(Saved entries)
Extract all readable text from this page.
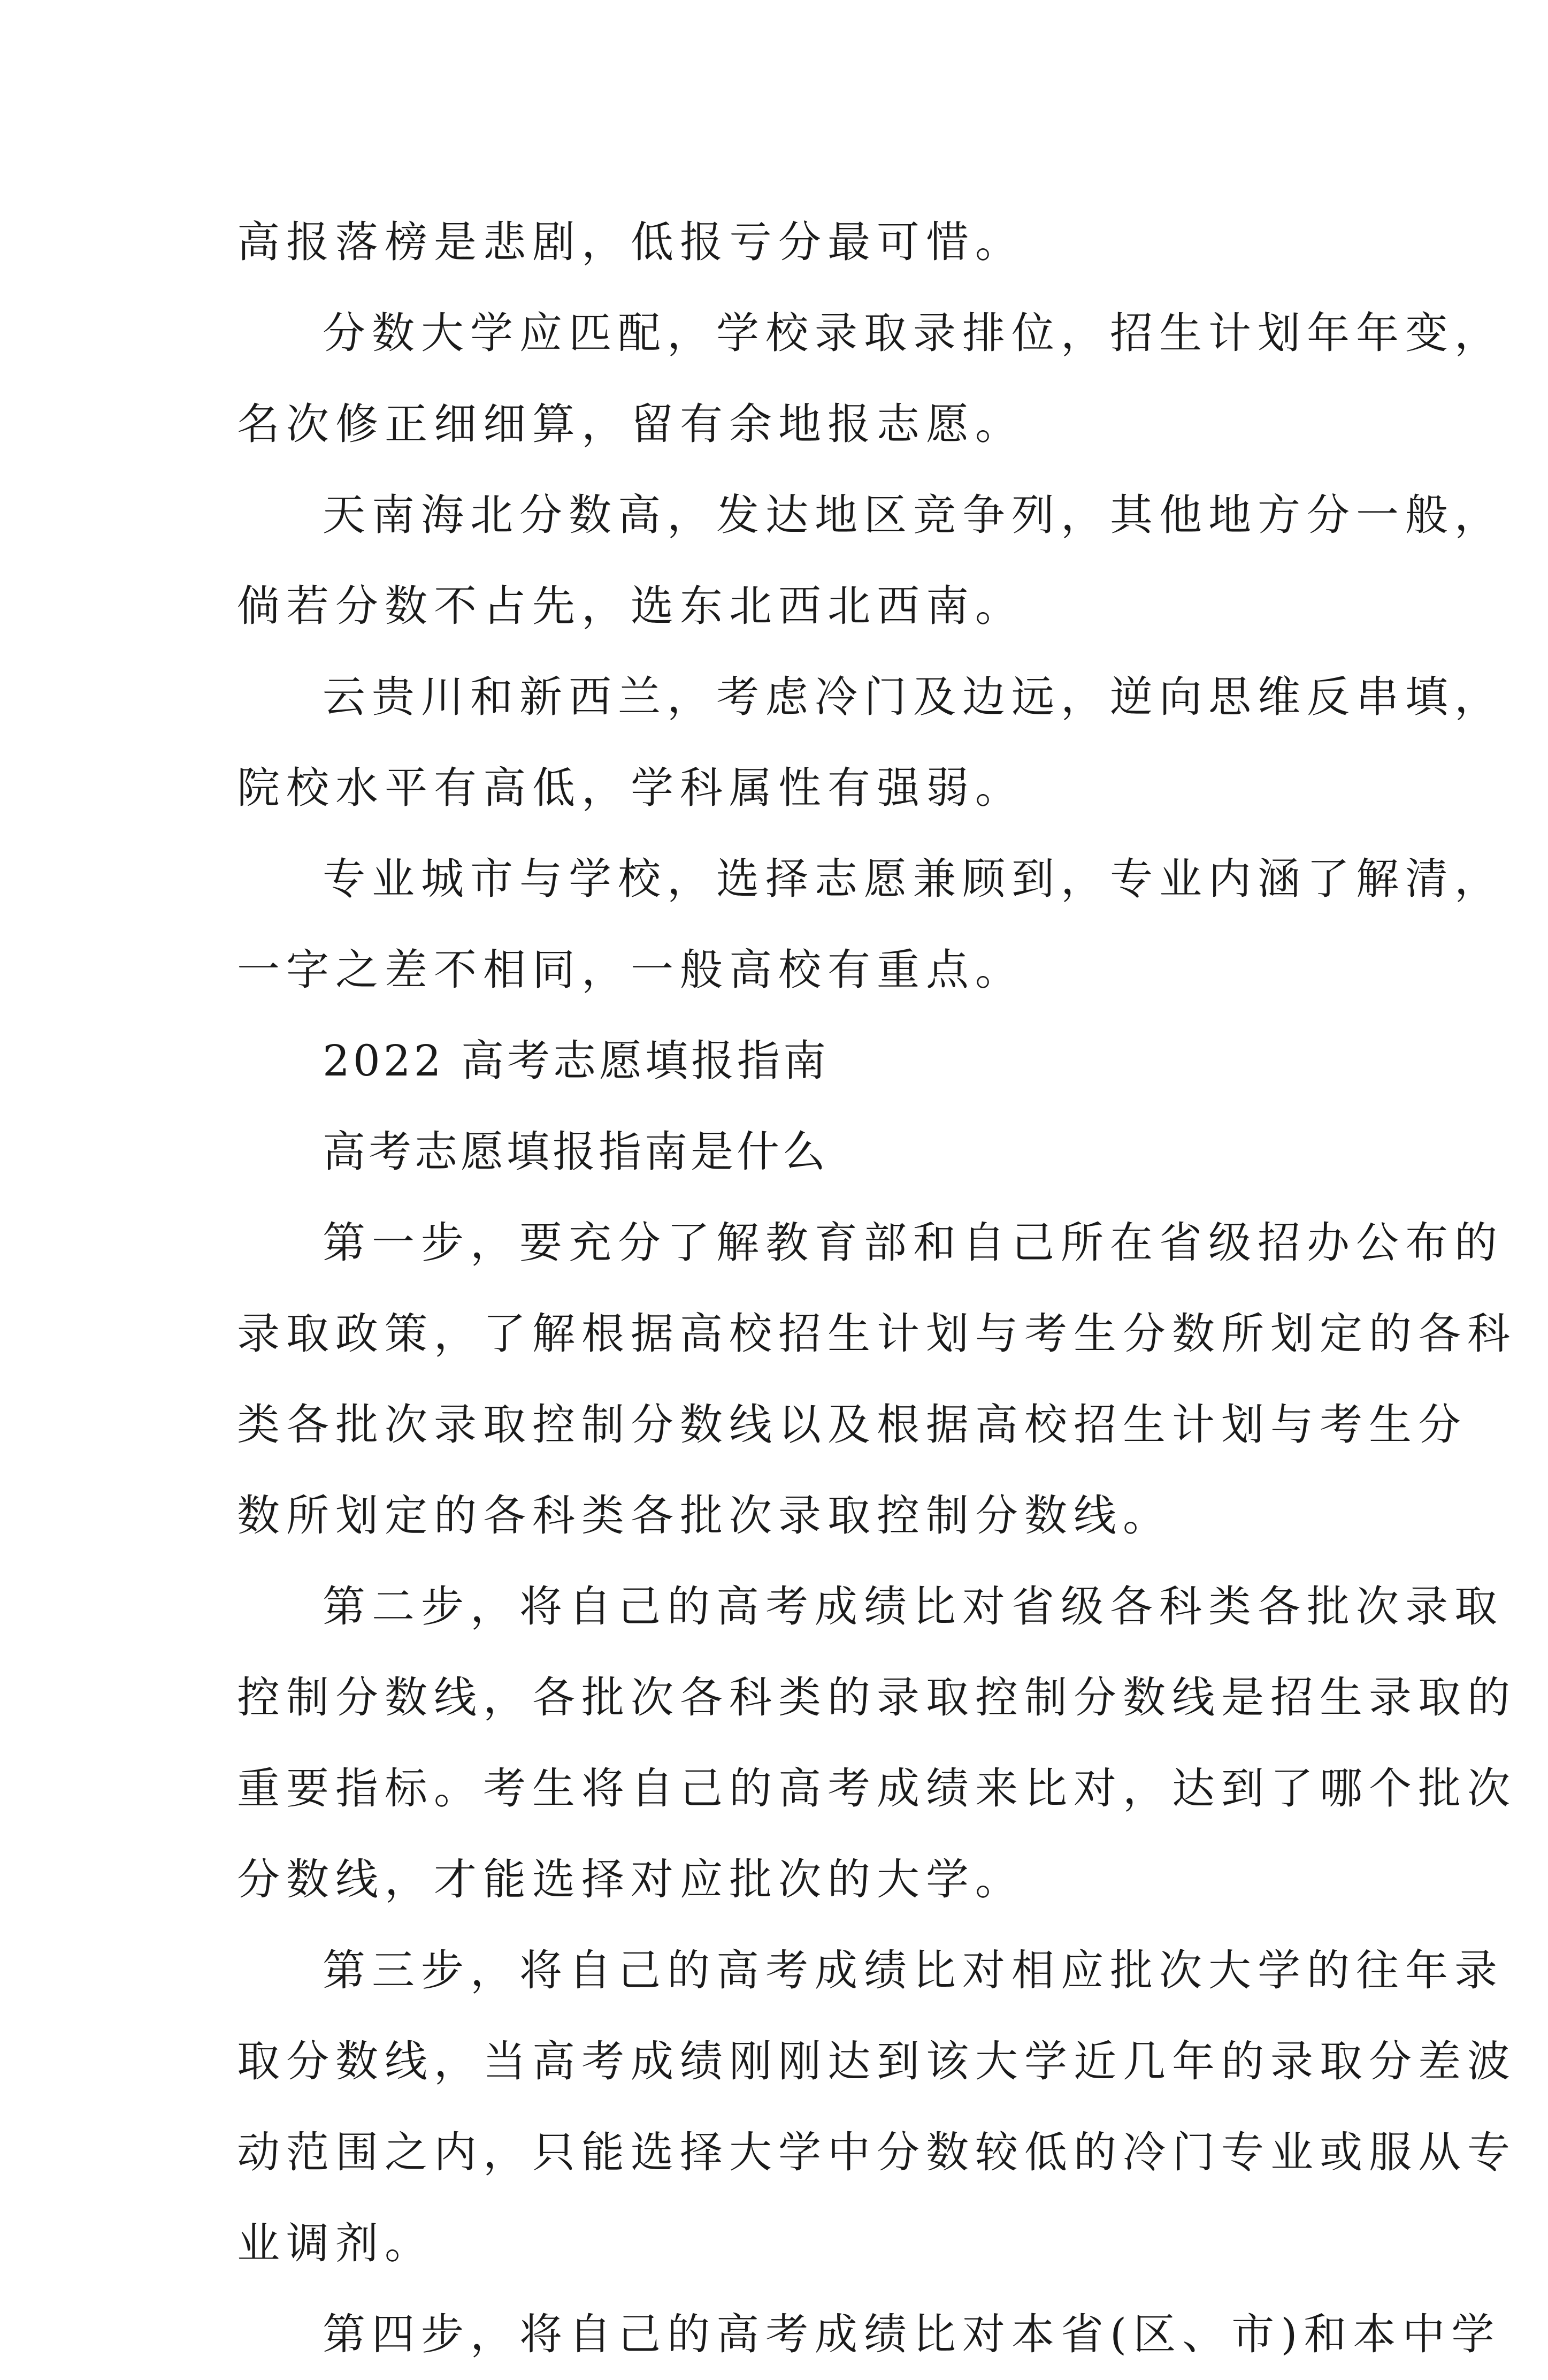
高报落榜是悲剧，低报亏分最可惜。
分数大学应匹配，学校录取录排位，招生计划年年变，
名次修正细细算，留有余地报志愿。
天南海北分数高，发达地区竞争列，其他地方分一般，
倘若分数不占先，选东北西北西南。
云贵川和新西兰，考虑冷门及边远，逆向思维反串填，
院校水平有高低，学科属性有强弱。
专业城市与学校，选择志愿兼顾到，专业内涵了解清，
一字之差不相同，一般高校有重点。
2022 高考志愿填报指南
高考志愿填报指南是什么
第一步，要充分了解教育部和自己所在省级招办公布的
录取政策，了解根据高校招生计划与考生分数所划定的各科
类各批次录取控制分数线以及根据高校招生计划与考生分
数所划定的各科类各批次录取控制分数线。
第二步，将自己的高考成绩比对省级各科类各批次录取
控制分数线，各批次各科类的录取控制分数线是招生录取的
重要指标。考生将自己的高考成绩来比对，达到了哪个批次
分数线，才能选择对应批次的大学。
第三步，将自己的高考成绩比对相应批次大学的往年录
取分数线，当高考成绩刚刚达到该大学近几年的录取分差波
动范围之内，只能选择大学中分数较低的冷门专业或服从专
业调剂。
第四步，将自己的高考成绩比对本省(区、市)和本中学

TASK OBJECTIVE>
Exclude the images and reproduce the remaining data exactly.

EXPECTED ANSWER>
Extract all readable text from this page.
高报落榜是悲剧，低报亏分最可惜。
分数大学应匹配，学校录取录排位，招生计划年年变，
名次修正细细算，留有余地报志愿。
天南海北分数高，发达地区竞争列，其他地方分一般，
倘若分数不占先，选东北西北西南。
云贵川和新西兰，考虑冷门及边远，逆向思维反串填，
院校水平有高低，学科属性有强弱。
专业城市与学校，选择志愿兼顾到，专业内涵了解清，
一字之差不相同，一般高校有重点。
2022 高考志愿填报指南
高考志愿填报指南是什么
第一步，要充分了解教育部和自己所在省级招办公布的
录取政策，了解根据高校招生计划与考生分数所划定的各科
类各批次录取控制分数线以及根据高校招生计划与考生分
数所划定的各科类各批次录取控制分数线。
第二步，将自己的高考成绩比对省级各科类各批次录取
控制分数线，各批次各科类的录取控制分数线是招生录取的
重要指标。考生将自己的高考成绩来比对，达到了哪个批次
分数线，才能选择对应批次的大学。
第三步，将自己的高考成绩比对相应批次大学的往年录
取分数线，当高考成绩刚刚达到该大学近几年的录取分差波
动范围之内，只能选择大学中分数较低的冷门专业或服从专
业调剂。
第四步，将自己的高考成绩比对本省(区、市)和本中学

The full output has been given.